------ DATA EXTRACT ------

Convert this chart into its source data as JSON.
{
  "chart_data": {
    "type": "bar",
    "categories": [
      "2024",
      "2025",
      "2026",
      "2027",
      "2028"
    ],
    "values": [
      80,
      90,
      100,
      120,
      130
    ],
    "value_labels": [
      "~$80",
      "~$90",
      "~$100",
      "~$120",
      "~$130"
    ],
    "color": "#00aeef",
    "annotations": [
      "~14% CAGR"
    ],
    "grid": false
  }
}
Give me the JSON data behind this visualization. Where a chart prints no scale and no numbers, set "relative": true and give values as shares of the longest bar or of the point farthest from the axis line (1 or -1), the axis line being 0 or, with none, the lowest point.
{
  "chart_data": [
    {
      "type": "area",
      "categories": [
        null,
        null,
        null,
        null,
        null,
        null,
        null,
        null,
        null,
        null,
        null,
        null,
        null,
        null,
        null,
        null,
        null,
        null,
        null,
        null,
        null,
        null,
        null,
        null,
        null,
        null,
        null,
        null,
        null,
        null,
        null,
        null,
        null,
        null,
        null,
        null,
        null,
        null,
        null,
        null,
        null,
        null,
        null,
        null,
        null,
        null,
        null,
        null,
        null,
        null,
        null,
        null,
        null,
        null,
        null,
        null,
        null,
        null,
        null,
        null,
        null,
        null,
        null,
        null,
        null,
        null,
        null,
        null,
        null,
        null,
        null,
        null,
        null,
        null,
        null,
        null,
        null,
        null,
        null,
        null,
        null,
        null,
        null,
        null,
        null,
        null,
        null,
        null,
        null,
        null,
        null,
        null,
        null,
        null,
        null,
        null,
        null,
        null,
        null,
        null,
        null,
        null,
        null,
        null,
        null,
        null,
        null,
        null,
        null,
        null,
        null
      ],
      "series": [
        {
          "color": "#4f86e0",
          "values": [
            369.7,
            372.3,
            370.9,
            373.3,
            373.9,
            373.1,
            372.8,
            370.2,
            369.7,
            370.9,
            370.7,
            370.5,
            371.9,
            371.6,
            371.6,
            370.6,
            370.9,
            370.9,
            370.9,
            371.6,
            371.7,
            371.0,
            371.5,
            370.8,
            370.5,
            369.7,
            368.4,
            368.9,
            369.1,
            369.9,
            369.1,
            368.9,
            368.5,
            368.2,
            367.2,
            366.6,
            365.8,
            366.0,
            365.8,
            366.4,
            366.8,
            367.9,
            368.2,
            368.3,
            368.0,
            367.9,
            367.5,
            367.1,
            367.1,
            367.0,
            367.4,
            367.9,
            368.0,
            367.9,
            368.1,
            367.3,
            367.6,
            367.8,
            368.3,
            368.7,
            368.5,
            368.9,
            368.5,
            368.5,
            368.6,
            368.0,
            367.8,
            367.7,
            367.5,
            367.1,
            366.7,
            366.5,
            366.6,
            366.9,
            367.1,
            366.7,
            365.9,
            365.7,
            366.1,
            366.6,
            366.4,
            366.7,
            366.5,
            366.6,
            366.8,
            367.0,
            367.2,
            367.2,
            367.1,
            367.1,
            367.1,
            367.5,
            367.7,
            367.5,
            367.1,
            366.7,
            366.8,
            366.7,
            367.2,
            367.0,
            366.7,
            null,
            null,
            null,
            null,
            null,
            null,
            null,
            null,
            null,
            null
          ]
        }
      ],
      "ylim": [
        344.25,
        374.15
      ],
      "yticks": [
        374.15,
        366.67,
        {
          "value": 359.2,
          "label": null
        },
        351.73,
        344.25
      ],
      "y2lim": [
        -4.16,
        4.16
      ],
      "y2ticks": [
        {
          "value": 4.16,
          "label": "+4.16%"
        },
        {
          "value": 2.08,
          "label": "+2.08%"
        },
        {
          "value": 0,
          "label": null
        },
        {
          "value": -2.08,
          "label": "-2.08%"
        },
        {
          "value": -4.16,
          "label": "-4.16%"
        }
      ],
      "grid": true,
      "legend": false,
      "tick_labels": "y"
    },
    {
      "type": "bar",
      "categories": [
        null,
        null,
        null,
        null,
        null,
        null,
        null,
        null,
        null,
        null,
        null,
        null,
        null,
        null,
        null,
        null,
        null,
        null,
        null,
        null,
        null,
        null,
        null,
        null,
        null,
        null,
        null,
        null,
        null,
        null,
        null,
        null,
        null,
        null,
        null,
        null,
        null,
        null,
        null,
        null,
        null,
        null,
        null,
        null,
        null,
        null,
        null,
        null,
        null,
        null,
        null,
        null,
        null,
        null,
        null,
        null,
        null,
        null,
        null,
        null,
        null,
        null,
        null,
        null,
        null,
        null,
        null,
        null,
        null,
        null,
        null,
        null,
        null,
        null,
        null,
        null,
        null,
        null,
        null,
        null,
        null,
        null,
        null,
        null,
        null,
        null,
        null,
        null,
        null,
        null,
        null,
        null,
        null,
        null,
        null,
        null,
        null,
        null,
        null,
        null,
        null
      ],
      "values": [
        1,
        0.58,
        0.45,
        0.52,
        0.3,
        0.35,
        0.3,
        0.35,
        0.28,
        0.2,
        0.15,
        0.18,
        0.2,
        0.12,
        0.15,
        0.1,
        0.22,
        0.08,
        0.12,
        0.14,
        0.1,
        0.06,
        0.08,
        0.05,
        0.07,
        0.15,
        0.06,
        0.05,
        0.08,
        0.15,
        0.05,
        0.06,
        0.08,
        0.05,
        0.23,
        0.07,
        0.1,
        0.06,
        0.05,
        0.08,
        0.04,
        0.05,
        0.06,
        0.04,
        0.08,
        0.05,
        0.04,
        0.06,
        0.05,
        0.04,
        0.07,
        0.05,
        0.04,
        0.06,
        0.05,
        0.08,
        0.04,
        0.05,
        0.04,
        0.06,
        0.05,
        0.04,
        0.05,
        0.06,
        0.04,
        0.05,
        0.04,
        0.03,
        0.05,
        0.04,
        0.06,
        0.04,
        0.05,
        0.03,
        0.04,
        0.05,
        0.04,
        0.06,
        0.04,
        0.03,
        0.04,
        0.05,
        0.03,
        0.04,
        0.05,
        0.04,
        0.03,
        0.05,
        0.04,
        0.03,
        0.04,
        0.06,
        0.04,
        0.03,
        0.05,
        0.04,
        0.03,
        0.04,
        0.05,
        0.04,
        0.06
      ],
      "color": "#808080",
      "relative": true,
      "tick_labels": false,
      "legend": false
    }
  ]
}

------

**EXERCISE OBJECTIVE**
Reproduce the full listing word for word.

**RESULT OF THE EXERCISE**
Convert this chart into its source data as JSON.
{
  "chart_data": {
    "type": "bar",
    "categories": [
      "2024",
      "2025",
      "2026",
      "2027",
      "2028"
    ],
    "values": [
      80,
      90,
      100,
      120,
      130
    ],
    "value_labels": [
      "~$80",
      "~$90",
      "~$100",
      "~$120",
      "~$130"
    ],
    "color": "#00aeef",
    "annotations": [
      "~14% CAGR"
    ],
    "grid": false
  }
}
Give me the JSON data behind this visualization. Where a chart prints no scale and no numbers, set "relative": true and give values as shares of the longest bar or of the point farthest from the axis line (1 or -1), the axis line being 0 or, with none, the lowest point.
{
  "chart_data": [
    {
      "type": "area",
      "categories": [
        null,
        null,
        null,
        null,
        null,
        null,
        null,
        null,
        null,
        null,
        null,
        null,
        null,
        null,
        null,
        null,
        null,
        null,
        null,
        null,
        null,
        null,
        null,
        null,
        null,
        null,
        null,
        null,
        null,
        null,
        null,
        null,
        null,
        null,
        null,
        null,
        null,
        null,
        null,
        null,
        null,
        null,
        null,
        null,
        null,
        null,
        null,
        null,
        null,
        null,
        null,
        null,
        null,
        null,
        null,
        null,
        null,
        null,
        null,
        null,
        null,
        null,
        null,
        null,
        null,
        null,
        null,
        null,
        null,
        null,
        null,
        null,
        null,
        null,
        null,
        null,
        null,
        null,
        null,
        null,
        null,
        null,
        null,
        null,
        null,
        null,
        null,
        null,
        null,
        null,
        null,
        null,
        null,
        null,
        null,
        null,
        null,
        null,
        null,
        null,
        null,
        null,
        null,
        null,
        null,
        null,
        null,
        null,
        null,
        null,
        null
      ],
      "series": [
        {
          "color": "#4f86e0",
          "values": [
            369.7,
            372.3,
            370.9,
            373.3,
            373.9,
            373.1,
            372.8,
            370.2,
            369.7,
            370.9,
            370.7,
            370.5,
            371.9,
            371.6,
            371.6,
            370.6,
            370.9,
            370.9,
            370.9,
            371.6,
            371.7,
            371.0,
            371.5,
            370.8,
            370.5,
            369.7,
            368.4,
            368.9,
            369.1,
            369.9,
            369.1,
            368.9,
            368.5,
            368.2,
            367.2,
            366.6,
            365.8,
            366.0,
            365.8,
            366.4,
            366.8,
            367.9,
            368.2,
            368.3,
            368.0,
            367.9,
            367.5,
            367.1,
            367.1,
            367.0,
            367.4,
            367.9,
            368.0,
            367.9,
            368.1,
            367.3,
            367.6,
            367.8,
            368.3,
            368.7,
            368.5,
            368.9,
            368.5,
            368.5,
            368.6,
            368.0,
            367.8,
            367.7,
            367.5,
            367.1,
            366.7,
            366.5,
            366.6,
            366.9,
            367.1,
            366.7,
            365.9,
            365.7,
            366.1,
            366.6,
            366.4,
            366.7,
            366.5,
            366.6,
            366.8,
            367.0,
            367.2,
            367.2,
            367.1,
            367.1,
            367.1,
            367.5,
            367.7,
            367.5,
            367.1,
            366.7,
            366.8,
            366.7,
            367.2,
            367.0,
            366.7,
            null,
            null,
            null,
            null,
            null,
            null,
            null,
            null,
            null,
            null
          ]
        }
      ],
      "ylim": [
        344.25,
        374.15
      ],
      "yticks": [
        374.15,
        366.67,
        {
          "value": 359.2,
          "label": null
        },
        351.73,
        344.25
      ],
      "y2lim": [
        -4.16,
        4.16
      ],
      "y2ticks": [
        {
          "value": 4.16,
          "label": "+4.16%"
        },
        {
          "value": 2.08,
          "label": "+2.08%"
        },
        {
          "value": 0,
          "label": null
        },
        {
          "value": -2.08,
          "label": "-2.08%"
        },
        {
          "value": -4.16,
          "label": "-4.16%"
        }
      ],
      "grid": true,
      "legend": false,
      "tick_labels": "y"
    },
    {
      "type": "bar",
      "categories": [
        null,
        null,
        null,
        null,
        null,
        null,
        null,
        null,
        null,
        null,
        null,
        null,
        null,
        null,
        null,
        null,
        null,
        null,
        null,
        null,
        null,
        null,
        null,
        null,
        null,
        null,
        null,
        null,
        null,
        null,
        null,
        null,
        null,
        null,
        null,
        null,
        null,
        null,
        null,
        null,
        null,
        null,
        null,
        null,
        null,
        null,
        null,
        null,
        null,
        null,
        null,
        null,
        null,
        null,
        null,
        null,
        null,
        null,
        null,
        null,
        null,
        null,
        null,
        null,
        null,
        null,
        null,
        null,
        null,
        null,
        null,
        null,
        null,
        null,
        null,
        null,
        null,
        null,
        null,
        null,
        null,
        null,
        null,
        null,
        null,
        null,
        null,
        null,
        null,
        null,
        null,
        null,
        null,
        null,
        null,
        null,
        null,
        null,
        null,
        null,
        null
      ],
      "values": [
        1,
        0.58,
        0.45,
        0.52,
        0.3,
        0.35,
        0.3,
        0.35,
        0.28,
        0.2,
        0.15,
        0.18,
        0.2,
        0.12,
        0.15,
        0.1,
        0.22,
        0.08,
        0.12,
        0.14,
        0.1,
        0.06,
        0.08,
        0.05,
        0.07,
        0.15,
        0.06,
        0.05,
        0.08,
        0.15,
        0.05,
        0.06,
        0.08,
        0.05,
        0.23,
        0.07,
        0.1,
        0.06,
        0.05,
        0.08,
        0.04,
        0.05,
        0.06,
        0.04,
        0.08,
        0.05,
        0.04,
        0.06,
        0.05,
        0.04,
        0.07,
        0.05,
        0.04,
        0.06,
        0.05,
        0.08,
        0.04,
        0.05,
        0.04,
        0.06,
        0.05,
        0.04,
        0.05,
        0.06,
        0.04,
        0.05,
        0.04,
        0.03,
        0.05,
        0.04,
        0.06,
        0.04,
        0.05,
        0.03,
        0.04,
        0.05,
        0.04,
        0.06,
        0.04,
        0.03,
        0.04,
        0.05,
        0.03,
        0.04,
        0.05,
        0.04,
        0.03,
        0.05,
        0.04,
        0.03,
        0.04,
        0.06,
        0.04,
        0.03,
        0.05,
        0.04,
        0.03,
        0.04,
        0.05,
        0.04,
        0.06
      ],
      "color": "#808080",
      "relative": true,
      "tick_labels": false,
      "legend": false
    }
  ]
}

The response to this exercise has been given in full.